Copy all lines holding the word "image" from the entries.

**Listing:**
§
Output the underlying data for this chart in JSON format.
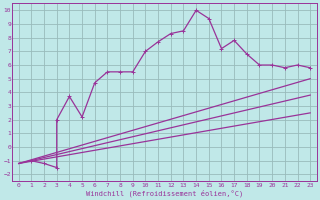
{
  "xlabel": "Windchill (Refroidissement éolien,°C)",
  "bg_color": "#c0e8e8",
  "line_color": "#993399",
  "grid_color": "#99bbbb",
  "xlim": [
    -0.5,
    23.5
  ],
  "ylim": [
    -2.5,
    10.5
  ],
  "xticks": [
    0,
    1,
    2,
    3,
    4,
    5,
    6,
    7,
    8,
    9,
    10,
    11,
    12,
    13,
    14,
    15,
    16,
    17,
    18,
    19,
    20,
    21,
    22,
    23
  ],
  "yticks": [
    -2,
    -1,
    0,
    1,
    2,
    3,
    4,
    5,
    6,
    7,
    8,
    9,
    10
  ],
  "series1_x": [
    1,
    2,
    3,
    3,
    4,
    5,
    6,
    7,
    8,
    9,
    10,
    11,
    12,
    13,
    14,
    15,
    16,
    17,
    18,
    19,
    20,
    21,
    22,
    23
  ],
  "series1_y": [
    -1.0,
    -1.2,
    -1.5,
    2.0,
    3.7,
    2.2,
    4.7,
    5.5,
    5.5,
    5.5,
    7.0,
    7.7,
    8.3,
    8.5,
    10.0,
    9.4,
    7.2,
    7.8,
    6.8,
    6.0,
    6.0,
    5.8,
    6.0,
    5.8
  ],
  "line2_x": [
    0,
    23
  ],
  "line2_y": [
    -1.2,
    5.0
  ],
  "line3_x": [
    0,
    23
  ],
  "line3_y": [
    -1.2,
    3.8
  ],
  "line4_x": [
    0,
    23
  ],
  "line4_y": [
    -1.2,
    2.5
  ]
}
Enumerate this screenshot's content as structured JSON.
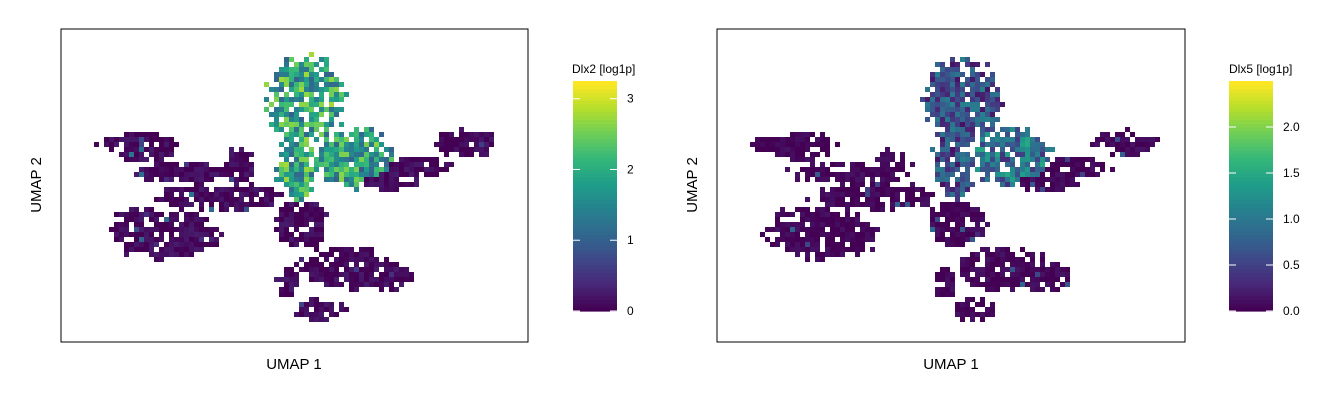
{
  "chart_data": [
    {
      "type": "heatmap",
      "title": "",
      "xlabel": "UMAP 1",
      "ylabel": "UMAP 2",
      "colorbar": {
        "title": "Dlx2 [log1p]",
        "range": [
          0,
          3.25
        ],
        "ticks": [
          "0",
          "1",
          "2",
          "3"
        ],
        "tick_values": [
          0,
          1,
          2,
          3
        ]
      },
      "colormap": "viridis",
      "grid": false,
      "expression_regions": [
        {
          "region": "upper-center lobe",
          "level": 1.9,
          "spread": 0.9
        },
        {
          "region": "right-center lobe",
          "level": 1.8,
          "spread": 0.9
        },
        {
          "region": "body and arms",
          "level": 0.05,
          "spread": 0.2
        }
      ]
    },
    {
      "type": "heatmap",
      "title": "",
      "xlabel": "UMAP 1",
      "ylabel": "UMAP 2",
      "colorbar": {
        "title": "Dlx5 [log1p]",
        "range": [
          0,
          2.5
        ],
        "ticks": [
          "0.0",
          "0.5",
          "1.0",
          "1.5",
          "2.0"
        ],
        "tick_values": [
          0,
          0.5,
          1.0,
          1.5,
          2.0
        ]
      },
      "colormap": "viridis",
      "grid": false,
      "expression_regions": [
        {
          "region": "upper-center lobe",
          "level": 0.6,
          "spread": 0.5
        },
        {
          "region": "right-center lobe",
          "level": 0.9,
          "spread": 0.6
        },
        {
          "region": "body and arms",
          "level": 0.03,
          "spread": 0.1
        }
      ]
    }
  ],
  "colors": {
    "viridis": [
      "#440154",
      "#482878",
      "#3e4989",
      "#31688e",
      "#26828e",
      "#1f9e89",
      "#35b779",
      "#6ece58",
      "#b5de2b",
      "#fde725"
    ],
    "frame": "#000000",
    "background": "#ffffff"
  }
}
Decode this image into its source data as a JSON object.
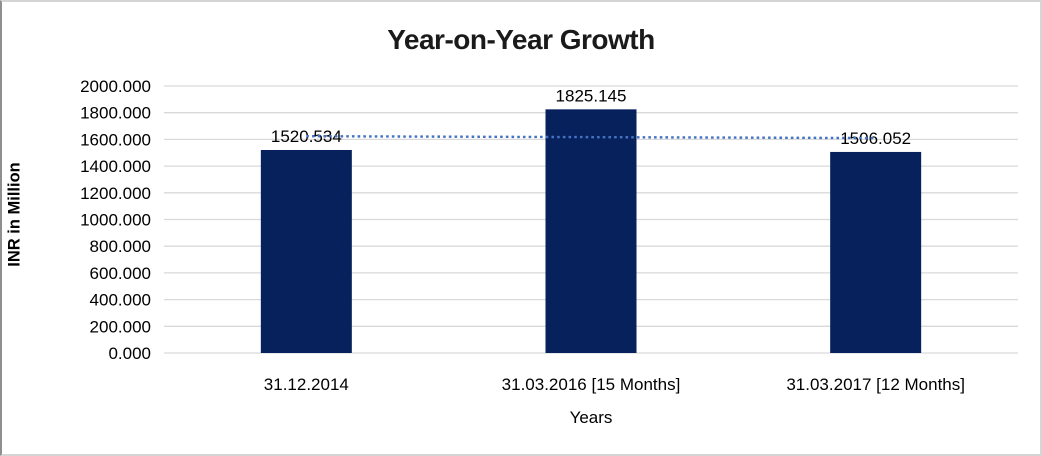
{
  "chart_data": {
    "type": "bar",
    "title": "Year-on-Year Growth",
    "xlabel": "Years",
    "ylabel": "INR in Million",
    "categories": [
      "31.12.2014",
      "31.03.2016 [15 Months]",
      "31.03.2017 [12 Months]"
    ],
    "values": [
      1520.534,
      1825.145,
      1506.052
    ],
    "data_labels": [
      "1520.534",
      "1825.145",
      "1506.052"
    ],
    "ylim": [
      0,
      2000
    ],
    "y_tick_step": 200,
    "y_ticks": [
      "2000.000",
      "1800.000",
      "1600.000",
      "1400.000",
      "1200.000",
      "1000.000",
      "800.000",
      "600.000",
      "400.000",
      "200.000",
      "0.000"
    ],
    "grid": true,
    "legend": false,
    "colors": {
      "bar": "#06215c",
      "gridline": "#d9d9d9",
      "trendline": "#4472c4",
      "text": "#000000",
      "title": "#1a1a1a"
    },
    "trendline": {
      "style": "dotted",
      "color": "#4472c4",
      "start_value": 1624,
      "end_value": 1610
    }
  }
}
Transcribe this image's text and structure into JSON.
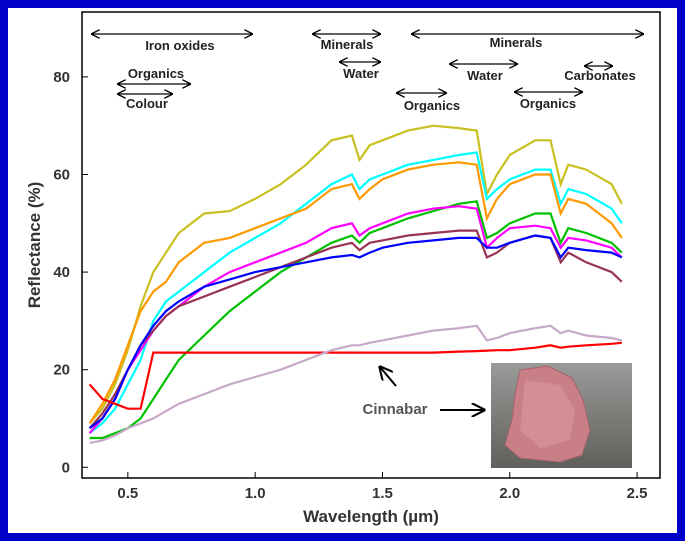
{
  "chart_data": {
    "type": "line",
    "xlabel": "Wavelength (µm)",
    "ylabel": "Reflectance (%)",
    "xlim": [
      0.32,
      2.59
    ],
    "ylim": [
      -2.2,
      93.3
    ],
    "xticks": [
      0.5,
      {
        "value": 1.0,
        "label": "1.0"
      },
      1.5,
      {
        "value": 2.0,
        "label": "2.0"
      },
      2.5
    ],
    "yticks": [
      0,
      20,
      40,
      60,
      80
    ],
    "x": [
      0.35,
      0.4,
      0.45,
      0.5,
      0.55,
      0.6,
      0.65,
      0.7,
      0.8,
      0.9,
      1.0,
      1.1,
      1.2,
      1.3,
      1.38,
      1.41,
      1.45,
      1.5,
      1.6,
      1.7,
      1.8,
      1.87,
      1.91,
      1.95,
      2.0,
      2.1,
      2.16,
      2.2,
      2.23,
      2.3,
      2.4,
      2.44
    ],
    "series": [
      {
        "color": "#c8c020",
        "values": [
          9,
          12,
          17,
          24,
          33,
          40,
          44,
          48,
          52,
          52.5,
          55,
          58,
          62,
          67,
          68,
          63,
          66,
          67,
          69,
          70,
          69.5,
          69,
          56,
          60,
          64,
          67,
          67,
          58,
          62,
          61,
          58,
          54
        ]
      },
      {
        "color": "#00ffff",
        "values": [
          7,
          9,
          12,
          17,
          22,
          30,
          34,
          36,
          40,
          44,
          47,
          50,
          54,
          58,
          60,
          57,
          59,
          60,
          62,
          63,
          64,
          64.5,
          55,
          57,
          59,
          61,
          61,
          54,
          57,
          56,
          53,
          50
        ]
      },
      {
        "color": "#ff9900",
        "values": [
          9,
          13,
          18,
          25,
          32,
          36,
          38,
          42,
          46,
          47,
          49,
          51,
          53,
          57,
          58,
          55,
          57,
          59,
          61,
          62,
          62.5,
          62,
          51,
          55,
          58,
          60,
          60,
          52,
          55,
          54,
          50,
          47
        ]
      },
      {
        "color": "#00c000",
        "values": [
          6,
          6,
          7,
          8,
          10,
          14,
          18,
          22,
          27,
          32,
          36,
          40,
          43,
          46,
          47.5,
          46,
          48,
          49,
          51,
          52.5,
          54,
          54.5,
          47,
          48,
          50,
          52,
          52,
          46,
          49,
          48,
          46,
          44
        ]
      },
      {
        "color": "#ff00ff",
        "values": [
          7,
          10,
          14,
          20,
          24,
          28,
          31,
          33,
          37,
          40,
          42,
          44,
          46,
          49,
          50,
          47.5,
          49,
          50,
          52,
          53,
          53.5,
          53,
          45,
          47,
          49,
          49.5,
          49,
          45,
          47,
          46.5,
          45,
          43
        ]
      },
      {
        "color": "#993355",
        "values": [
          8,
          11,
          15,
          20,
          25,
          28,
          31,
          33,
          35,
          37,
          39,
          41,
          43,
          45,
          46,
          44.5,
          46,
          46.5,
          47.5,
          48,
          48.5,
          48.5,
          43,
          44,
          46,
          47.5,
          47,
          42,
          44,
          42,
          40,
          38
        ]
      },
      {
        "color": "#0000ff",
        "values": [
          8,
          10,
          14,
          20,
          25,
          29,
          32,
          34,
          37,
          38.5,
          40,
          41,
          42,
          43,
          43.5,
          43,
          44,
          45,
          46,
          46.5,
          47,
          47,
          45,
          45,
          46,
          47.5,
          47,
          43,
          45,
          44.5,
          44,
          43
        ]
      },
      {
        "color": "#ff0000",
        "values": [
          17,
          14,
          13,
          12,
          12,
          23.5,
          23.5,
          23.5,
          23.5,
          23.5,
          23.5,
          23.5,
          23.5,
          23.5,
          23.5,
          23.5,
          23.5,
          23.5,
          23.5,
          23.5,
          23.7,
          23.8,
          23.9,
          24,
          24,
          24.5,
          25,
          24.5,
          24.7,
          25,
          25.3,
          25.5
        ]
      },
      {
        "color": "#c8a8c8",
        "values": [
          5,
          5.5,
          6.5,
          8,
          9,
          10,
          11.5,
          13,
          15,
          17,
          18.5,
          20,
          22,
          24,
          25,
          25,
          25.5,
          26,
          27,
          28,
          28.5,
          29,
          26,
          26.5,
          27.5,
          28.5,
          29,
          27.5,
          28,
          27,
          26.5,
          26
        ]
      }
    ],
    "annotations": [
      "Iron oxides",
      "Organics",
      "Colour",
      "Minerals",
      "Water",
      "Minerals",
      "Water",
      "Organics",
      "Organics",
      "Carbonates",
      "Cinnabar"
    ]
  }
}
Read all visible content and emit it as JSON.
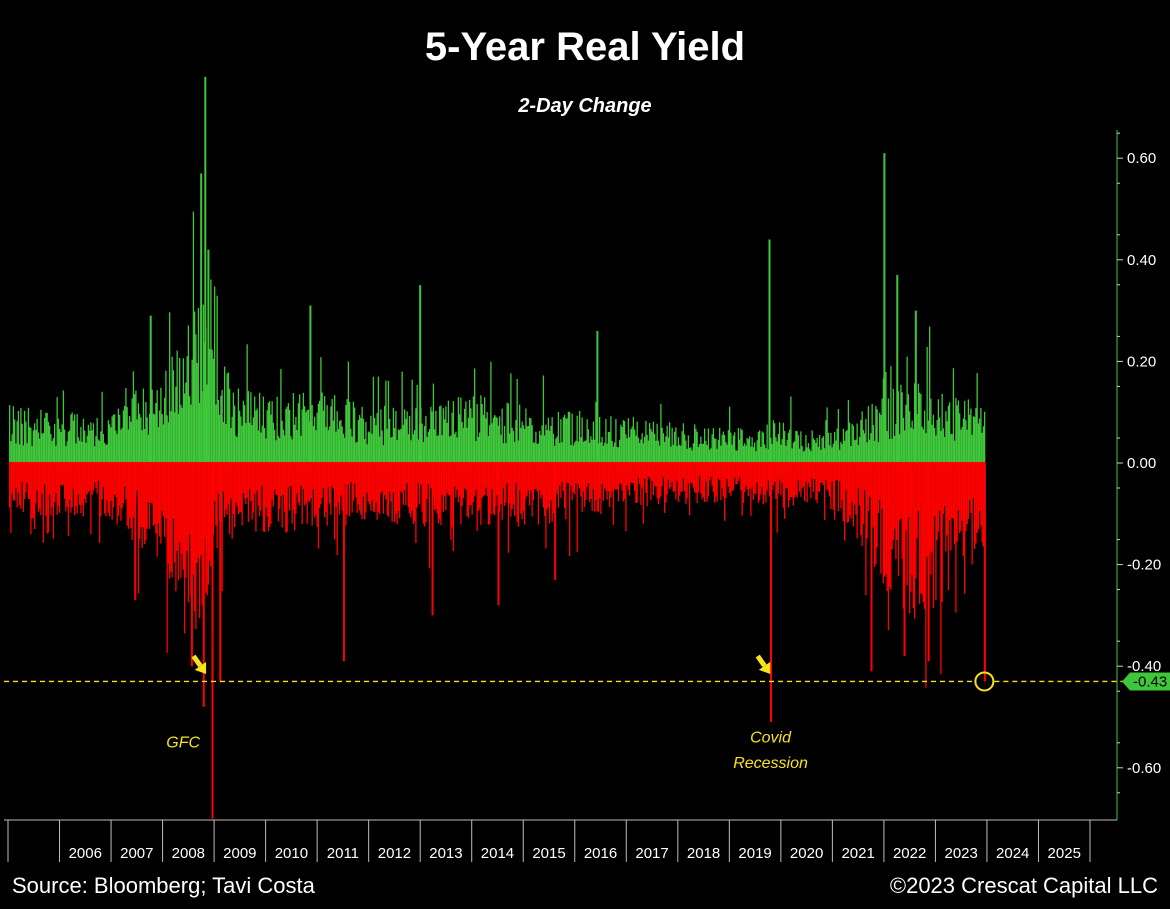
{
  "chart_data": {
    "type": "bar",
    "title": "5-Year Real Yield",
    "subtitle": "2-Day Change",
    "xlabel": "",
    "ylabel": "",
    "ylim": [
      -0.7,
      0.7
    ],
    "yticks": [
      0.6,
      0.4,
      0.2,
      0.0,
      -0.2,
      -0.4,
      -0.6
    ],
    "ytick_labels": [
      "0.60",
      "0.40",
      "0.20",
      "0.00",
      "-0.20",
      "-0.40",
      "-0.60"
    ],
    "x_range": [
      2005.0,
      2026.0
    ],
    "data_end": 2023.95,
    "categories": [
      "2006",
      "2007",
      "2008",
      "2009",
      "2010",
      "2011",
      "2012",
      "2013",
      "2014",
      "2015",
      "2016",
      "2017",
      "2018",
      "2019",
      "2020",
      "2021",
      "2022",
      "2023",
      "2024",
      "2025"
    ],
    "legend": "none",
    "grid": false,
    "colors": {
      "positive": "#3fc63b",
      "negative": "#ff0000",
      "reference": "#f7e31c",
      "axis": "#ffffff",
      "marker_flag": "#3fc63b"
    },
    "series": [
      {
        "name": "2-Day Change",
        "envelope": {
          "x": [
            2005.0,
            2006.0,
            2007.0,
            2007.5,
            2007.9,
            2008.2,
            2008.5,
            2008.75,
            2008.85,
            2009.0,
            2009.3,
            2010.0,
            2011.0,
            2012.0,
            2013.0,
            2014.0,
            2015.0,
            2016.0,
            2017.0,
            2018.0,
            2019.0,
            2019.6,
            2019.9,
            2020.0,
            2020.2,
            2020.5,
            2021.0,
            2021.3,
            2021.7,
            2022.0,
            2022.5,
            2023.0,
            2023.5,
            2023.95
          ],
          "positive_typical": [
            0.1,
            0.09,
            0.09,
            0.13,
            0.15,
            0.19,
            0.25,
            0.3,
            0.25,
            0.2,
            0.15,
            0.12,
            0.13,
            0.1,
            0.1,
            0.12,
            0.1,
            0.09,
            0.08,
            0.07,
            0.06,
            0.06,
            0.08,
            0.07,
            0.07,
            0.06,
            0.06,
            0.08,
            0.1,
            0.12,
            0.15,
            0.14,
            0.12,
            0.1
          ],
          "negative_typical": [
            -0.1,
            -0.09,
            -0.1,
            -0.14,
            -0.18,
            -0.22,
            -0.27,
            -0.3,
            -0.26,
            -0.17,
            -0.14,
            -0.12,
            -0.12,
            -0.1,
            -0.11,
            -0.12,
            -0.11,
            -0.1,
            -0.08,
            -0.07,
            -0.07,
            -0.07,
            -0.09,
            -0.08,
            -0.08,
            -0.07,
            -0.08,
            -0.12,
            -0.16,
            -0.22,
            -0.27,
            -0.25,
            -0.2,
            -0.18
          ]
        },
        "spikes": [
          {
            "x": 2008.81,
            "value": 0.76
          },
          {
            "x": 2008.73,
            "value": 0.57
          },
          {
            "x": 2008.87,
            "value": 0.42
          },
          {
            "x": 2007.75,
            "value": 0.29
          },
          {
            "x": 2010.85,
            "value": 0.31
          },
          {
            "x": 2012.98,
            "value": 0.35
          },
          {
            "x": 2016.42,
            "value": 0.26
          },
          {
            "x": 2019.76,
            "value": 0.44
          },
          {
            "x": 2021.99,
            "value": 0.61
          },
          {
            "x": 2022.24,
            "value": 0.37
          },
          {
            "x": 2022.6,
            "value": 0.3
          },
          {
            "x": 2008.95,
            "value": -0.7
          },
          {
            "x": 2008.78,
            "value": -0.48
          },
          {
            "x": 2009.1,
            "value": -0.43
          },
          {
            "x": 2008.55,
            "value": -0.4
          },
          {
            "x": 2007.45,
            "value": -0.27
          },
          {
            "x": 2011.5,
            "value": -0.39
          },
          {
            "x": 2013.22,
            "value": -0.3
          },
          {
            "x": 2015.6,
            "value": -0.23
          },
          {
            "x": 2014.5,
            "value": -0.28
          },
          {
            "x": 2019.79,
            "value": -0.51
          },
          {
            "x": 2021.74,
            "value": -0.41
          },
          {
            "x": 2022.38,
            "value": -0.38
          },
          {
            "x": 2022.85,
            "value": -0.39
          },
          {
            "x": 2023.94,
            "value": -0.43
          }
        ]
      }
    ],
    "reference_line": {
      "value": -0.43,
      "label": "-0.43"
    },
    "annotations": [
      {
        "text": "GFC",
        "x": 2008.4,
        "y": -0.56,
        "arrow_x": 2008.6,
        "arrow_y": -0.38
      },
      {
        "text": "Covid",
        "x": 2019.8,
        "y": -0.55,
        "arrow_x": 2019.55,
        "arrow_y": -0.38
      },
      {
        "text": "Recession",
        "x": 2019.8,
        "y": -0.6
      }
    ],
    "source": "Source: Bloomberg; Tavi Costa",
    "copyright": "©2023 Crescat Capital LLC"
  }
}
§
**Right answer:**
Decode this image into its source data as a JSON object.
Transcribe this image's text and structure into JSON.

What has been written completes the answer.